Determine the number of lines in the data that include the word "panel", and write only that number.

Dataset entries on figures:
┄┄┄┄┄┄┄┄┄┄┄┄┄┄┄┄┄┄┄┄

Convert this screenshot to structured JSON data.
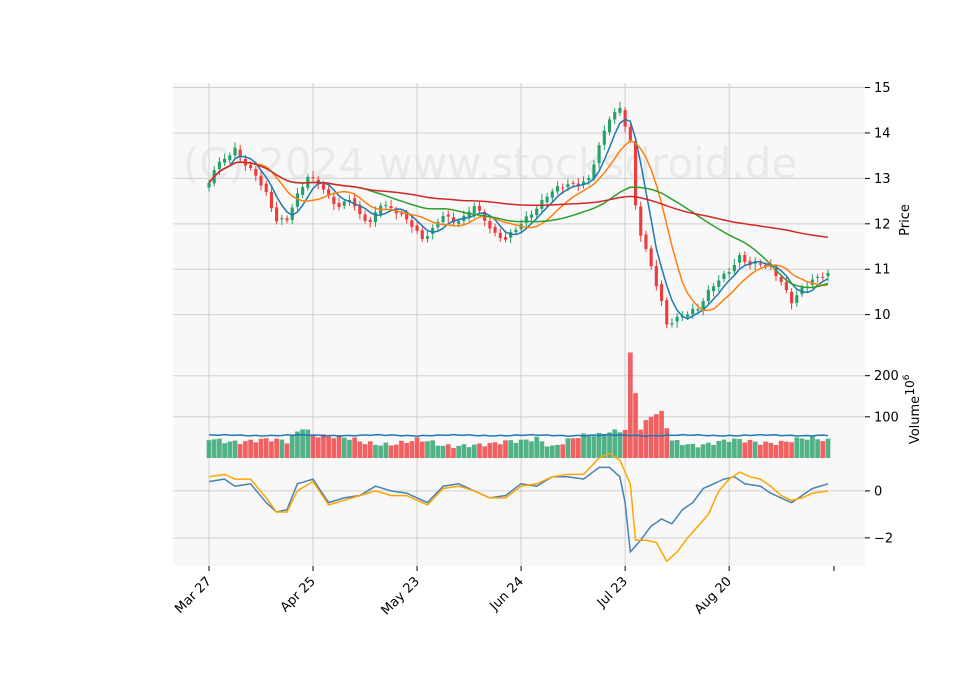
{
  "watermark": "(C) 2024 www.stocksdroid.de",
  "chart_data": [
    {
      "panel": "price",
      "type": "candlestick",
      "ylabel": "Price",
      "ylim": [
        9.2,
        15.1
      ],
      "yticks": [
        10,
        11,
        12,
        13,
        14,
        15
      ],
      "x_tick_labels": [
        "Mar 27",
        "Apr 25",
        "May 23",
        "Jun 24",
        "Jul 23",
        "Aug 20"
      ],
      "x_tick_index": [
        0,
        20,
        40,
        60,
        80,
        100
      ],
      "n_bars": 120,
      "grid": true,
      "up_color": "#26a069",
      "down_color": "#ef3b3b",
      "close_anchors": [
        [
          0,
          12.9
        ],
        [
          1,
          13.2
        ],
        [
          3,
          13.4
        ],
        [
          5,
          13.6
        ],
        [
          7,
          13.3
        ],
        [
          9,
          13.1
        ],
        [
          11,
          12.7
        ],
        [
          13,
          12.1
        ],
        [
          15,
          12.1
        ],
        [
          17,
          12.6
        ],
        [
          19,
          13.0
        ],
        [
          21,
          12.9
        ],
        [
          23,
          12.6
        ],
        [
          25,
          12.4
        ],
        [
          27,
          12.6
        ],
        [
          29,
          12.2
        ],
        [
          31,
          12.0
        ],
        [
          33,
          12.4
        ],
        [
          35,
          12.3
        ],
        [
          37,
          12.2
        ],
        [
          39,
          12.0
        ],
        [
          41,
          11.7
        ],
        [
          43,
          11.9
        ],
        [
          45,
          12.2
        ],
        [
          47,
          12.0
        ],
        [
          49,
          12.1
        ],
        [
          51,
          12.4
        ],
        [
          53,
          12.1
        ],
        [
          55,
          11.8
        ],
        [
          57,
          11.7
        ],
        [
          59,
          11.9
        ],
        [
          61,
          12.1
        ],
        [
          63,
          12.3
        ],
        [
          65,
          12.6
        ],
        [
          67,
          12.8
        ],
        [
          69,
          12.9
        ],
        [
          71,
          12.9
        ],
        [
          73,
          13.0
        ],
        [
          75,
          13.7
        ],
        [
          77,
          14.3
        ],
        [
          79,
          14.5
        ],
        [
          81,
          13.8
        ],
        [
          82,
          12.4
        ],
        [
          83,
          11.8
        ],
        [
          85,
          11.1
        ],
        [
          87,
          10.3
        ],
        [
          88,
          9.8
        ],
        [
          90,
          9.9
        ],
        [
          92,
          10.0
        ],
        [
          94,
          10.1
        ],
        [
          96,
          10.5
        ],
        [
          98,
          10.8
        ],
        [
          100,
          11.0
        ],
        [
          102,
          11.3
        ],
        [
          104,
          11.1
        ],
        [
          106,
          11.1
        ],
        [
          108,
          11.0
        ],
        [
          110,
          10.7
        ],
        [
          112,
          10.3
        ],
        [
          114,
          10.6
        ],
        [
          116,
          10.8
        ],
        [
          119,
          10.9
        ]
      ],
      "series": [
        {
          "color": "#1f77b4",
          "window": 5
        },
        {
          "color": "#ff7f0e",
          "window": 10
        },
        {
          "color": "#2ca02c",
          "window": 30
        },
        {
          "color": "#d62728",
          "window": 80
        }
      ]
    },
    {
      "panel": "volume",
      "type": "bar",
      "ylabel": "Volume",
      "ylabel_exponent": "10^6",
      "ylim": [
        0,
        260
      ],
      "yticks": [
        100,
        200
      ],
      "volume_profile": [
        [
          0,
          45
        ],
        [
          10,
          42
        ],
        [
          15,
          38
        ],
        [
          18,
          78
        ],
        [
          20,
          62
        ],
        [
          30,
          35
        ],
        [
          35,
          38
        ],
        [
          40,
          42
        ],
        [
          45,
          28
        ],
        [
          50,
          36
        ],
        [
          55,
          32
        ],
        [
          60,
          40
        ],
        [
          63,
          52
        ],
        [
          66,
          30
        ],
        [
          70,
          45
        ],
        [
          72,
          50
        ],
        [
          75,
          55
        ],
        [
          77,
          68
        ],
        [
          79,
          70
        ],
        [
          80,
          75
        ],
        [
          81,
          255
        ],
        [
          83,
          70
        ],
        [
          85,
          100
        ],
        [
          87,
          105
        ],
        [
          89,
          40
        ],
        [
          93,
          35
        ],
        [
          100,
          40
        ],
        [
          105,
          38
        ],
        [
          110,
          42
        ],
        [
          114,
          45
        ],
        [
          119,
          40
        ]
      ],
      "avg_level": 55,
      "line_color": "#1f77b4"
    },
    {
      "panel": "oscillator",
      "type": "line",
      "ylim": [
        -3.2,
        1.4
      ],
      "yticks": [
        -2,
        0
      ],
      "series": [
        {
          "color": "#4682b4",
          "anchors": [
            [
              0,
              0.4
            ],
            [
              3,
              0.5
            ],
            [
              5,
              0.2
            ],
            [
              8,
              0.3
            ],
            [
              11,
              -0.5
            ],
            [
              13,
              -0.9
            ],
            [
              15,
              -0.8
            ],
            [
              17,
              0.3
            ],
            [
              20,
              0.5
            ],
            [
              23,
              -0.5
            ],
            [
              26,
              -0.3
            ],
            [
              29,
              -0.2
            ],
            [
              32,
              0.2
            ],
            [
              35,
              0.0
            ],
            [
              38,
              -0.1
            ],
            [
              42,
              -0.5
            ],
            [
              45,
              0.2
            ],
            [
              48,
              0.3
            ],
            [
              51,
              0.0
            ],
            [
              54,
              -0.3
            ],
            [
              57,
              -0.2
            ],
            [
              60,
              0.3
            ],
            [
              63,
              0.2
            ],
            [
              66,
              0.6
            ],
            [
              69,
              0.6
            ],
            [
              72,
              0.5
            ],
            [
              75,
              1.0
            ],
            [
              77,
              1.0
            ],
            [
              79,
              0.6
            ],
            [
              80,
              -0.5
            ],
            [
              81,
              -2.6
            ],
            [
              83,
              -2.1
            ],
            [
              85,
              -1.5
            ],
            [
              87,
              -1.2
            ],
            [
              89,
              -1.4
            ],
            [
              91,
              -0.8
            ],
            [
              93,
              -0.5
            ],
            [
              95,
              0.1
            ],
            [
              97,
              0.3
            ],
            [
              99,
              0.5
            ],
            [
              101,
              0.6
            ],
            [
              103,
              0.3
            ],
            [
              106,
              0.2
            ],
            [
              108,
              -0.1
            ],
            [
              110,
              -0.3
            ],
            [
              112,
              -0.5
            ],
            [
              114,
              -0.2
            ],
            [
              116,
              0.1
            ],
            [
              119,
              0.3
            ]
          ]
        },
        {
          "color": "#ffa500",
          "anchors": [
            [
              0,
              0.6
            ],
            [
              3,
              0.7
            ],
            [
              5,
              0.5
            ],
            [
              8,
              0.5
            ],
            [
              11,
              -0.3
            ],
            [
              13,
              -0.9
            ],
            [
              15,
              -0.9
            ],
            [
              17,
              0.0
            ],
            [
              20,
              0.4
            ],
            [
              23,
              -0.6
            ],
            [
              26,
              -0.4
            ],
            [
              29,
              -0.2
            ],
            [
              32,
              0.0
            ],
            [
              35,
              -0.2
            ],
            [
              38,
              -0.2
            ],
            [
              42,
              -0.6
            ],
            [
              45,
              0.1
            ],
            [
              48,
              0.2
            ],
            [
              51,
              0.0
            ],
            [
              54,
              -0.3
            ],
            [
              57,
              -0.3
            ],
            [
              60,
              0.2
            ],
            [
              63,
              0.3
            ],
            [
              66,
              0.6
            ],
            [
              69,
              0.7
            ],
            [
              72,
              0.7
            ],
            [
              75,
              1.4
            ],
            [
              77,
              1.6
            ],
            [
              79,
              1.3
            ],
            [
              81,
              0.3
            ],
            [
              82,
              -2.1
            ],
            [
              84,
              -2.1
            ],
            [
              86,
              -2.2
            ],
            [
              88,
              -3.0
            ],
            [
              90,
              -2.6
            ],
            [
              92,
              -2.0
            ],
            [
              94,
              -1.5
            ],
            [
              96,
              -1.0
            ],
            [
              98,
              0.0
            ],
            [
              100,
              0.5
            ],
            [
              102,
              0.8
            ],
            [
              104,
              0.6
            ],
            [
              106,
              0.5
            ],
            [
              108,
              0.2
            ],
            [
              110,
              -0.2
            ],
            [
              112,
              -0.4
            ],
            [
              114,
              -0.3
            ],
            [
              116,
              -0.1
            ],
            [
              119,
              0.0
            ]
          ]
        }
      ]
    }
  ]
}
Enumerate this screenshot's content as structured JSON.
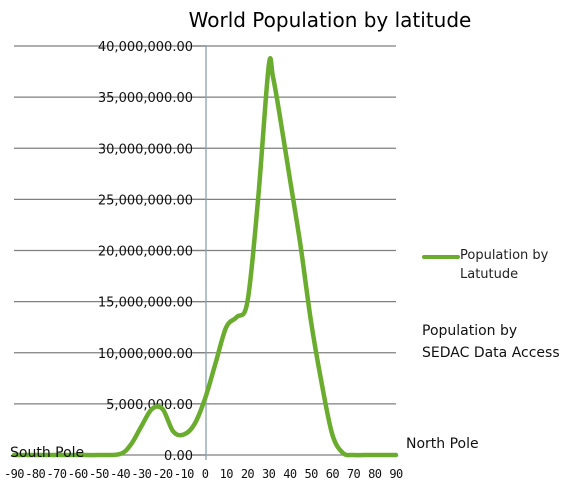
{
  "chart_data": {
    "type": "line",
    "title": "World Population by latitude",
    "x": [
      -90,
      -80,
      -70,
      -60,
      -50,
      -40,
      -35,
      -30,
      -25,
      -20,
      -15,
      -10,
      -5,
      0,
      5,
      10,
      15,
      20,
      25,
      30,
      32,
      35,
      40,
      45,
      50,
      55,
      60,
      65,
      70,
      75,
      80,
      85,
      90
    ],
    "x_ticks": [
      "-90",
      "-80",
      "-70",
      "-60",
      "-50",
      "-40",
      "-30",
      "-20",
      "-10",
      "0",
      "10",
      "20",
      "30",
      "40",
      "50",
      "60",
      "70",
      "80",
      "90"
    ],
    "y_ticks": [
      "0.00",
      "5,000,000.00",
      "10,000,000.00",
      "15,000,000.00",
      "20,000,000.00",
      "25,000,000.00",
      "30,000,000.00",
      "35,000,000.00",
      "40,000,000.00"
    ],
    "ylim": [
      0,
      40000000
    ],
    "xlim": [
      -90,
      90
    ],
    "grid": true,
    "legend_position": "right",
    "series": [
      {
        "name": "Population by Latutude",
        "color": "#6aac2e",
        "values": [
          0,
          0,
          0,
          0,
          0,
          100000,
          1000000,
          2800000,
          4500000,
          4500000,
          2300000,
          2000000,
          3000000,
          5500000,
          9000000,
          12500000,
          13500000,
          15000000,
          25000000,
          38000000,
          37000000,
          33500000,
          27000000,
          20500000,
          13000000,
          7000000,
          2000000,
          200000,
          0,
          0,
          0,
          0,
          0
        ]
      }
    ],
    "annotations": {
      "source_line1": "Population by",
      "source_line2": "SEDAC Data Access",
      "south_label": "South Pole",
      "north_label": "North Pole"
    }
  }
}
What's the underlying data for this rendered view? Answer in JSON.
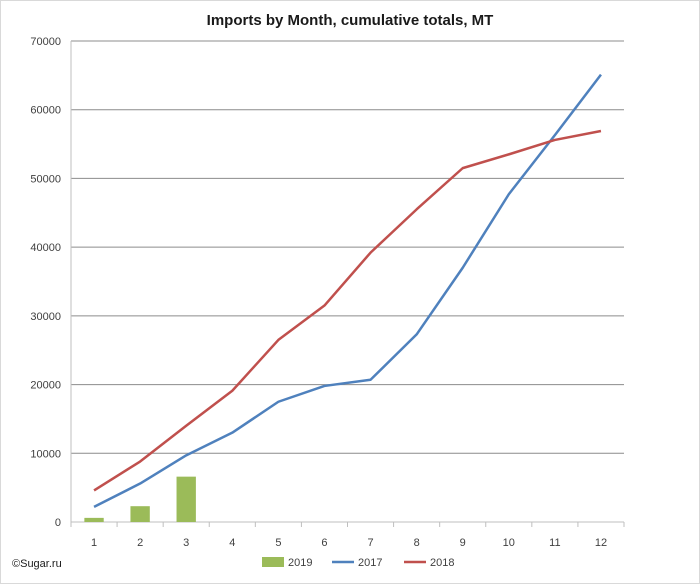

┄┄┄┄┄┄┄┄┄┄┄┄┄┄┄┄┄┄┄┄

-- REPLY --
3